===== Information supplied =====
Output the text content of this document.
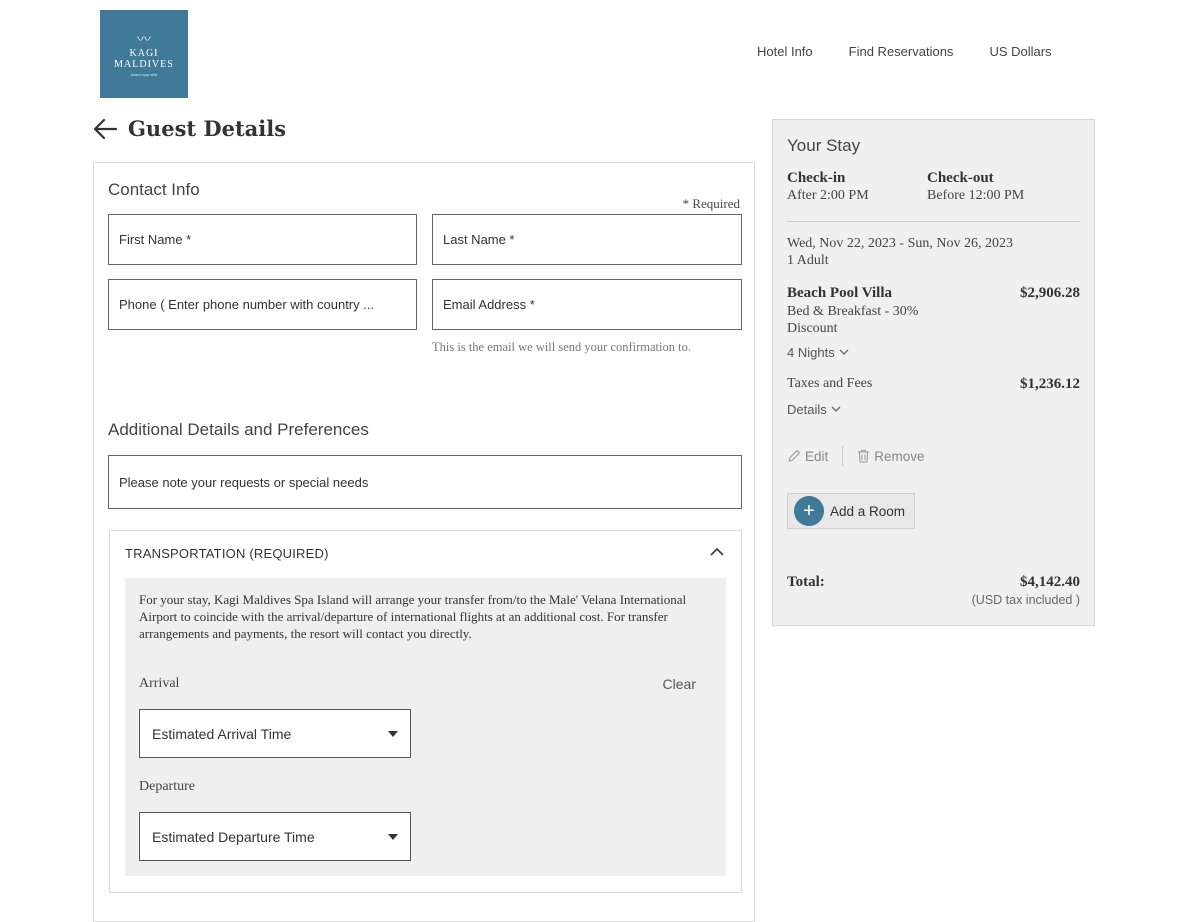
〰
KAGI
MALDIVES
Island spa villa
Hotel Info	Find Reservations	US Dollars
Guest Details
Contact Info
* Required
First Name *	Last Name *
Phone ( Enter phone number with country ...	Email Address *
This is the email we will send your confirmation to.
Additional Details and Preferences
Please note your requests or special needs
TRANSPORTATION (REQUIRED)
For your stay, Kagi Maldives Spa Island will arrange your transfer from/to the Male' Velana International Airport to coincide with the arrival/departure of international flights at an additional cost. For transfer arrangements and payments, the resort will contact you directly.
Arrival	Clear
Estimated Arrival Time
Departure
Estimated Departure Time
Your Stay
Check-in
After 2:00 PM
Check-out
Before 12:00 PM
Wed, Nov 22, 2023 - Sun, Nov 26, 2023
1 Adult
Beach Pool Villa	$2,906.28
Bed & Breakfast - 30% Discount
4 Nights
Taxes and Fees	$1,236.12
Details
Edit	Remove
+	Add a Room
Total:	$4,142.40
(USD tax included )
=====
## Task directions
Output a faithful copy of the data, with each picture left out.

## Result of the exercise
Output the text content of this document.
〰
KAGI
MALDIVES
Island spa villa
Hotel Info	Find Reservations	US Dollars
Guest Details
Contact Info
* Required
First Name *	Last Name *
Phone ( Enter phone number with country ...	Email Address *
This is the email we will send your confirmation to.
Additional Details and Preferences
Please note your requests or special needs
TRANSPORTATION (REQUIRED)
For your stay, Kagi Maldives Spa Island will arrange your transfer from/to the Male' Velana International Airport to coincide with the arrival/departure of international flights at an additional cost. For transfer arrangements and payments, the resort will contact you directly.
Arrival	Clear
Estimated Arrival Time
Departure
Estimated Departure Time
Your Stay
Check-in
After 2:00 PM
Check-out
Before 12:00 PM
Wed, Nov 22, 2023 - Sun, Nov 26, 2023
1 Adult
Beach Pool Villa	$2,906.28
Bed & Breakfast - 30% Discount
4 Nights
Taxes and Fees	$1,236.12
Details
Edit	Remove
+	Add a Room
Total:	$4,142.40
(USD tax included )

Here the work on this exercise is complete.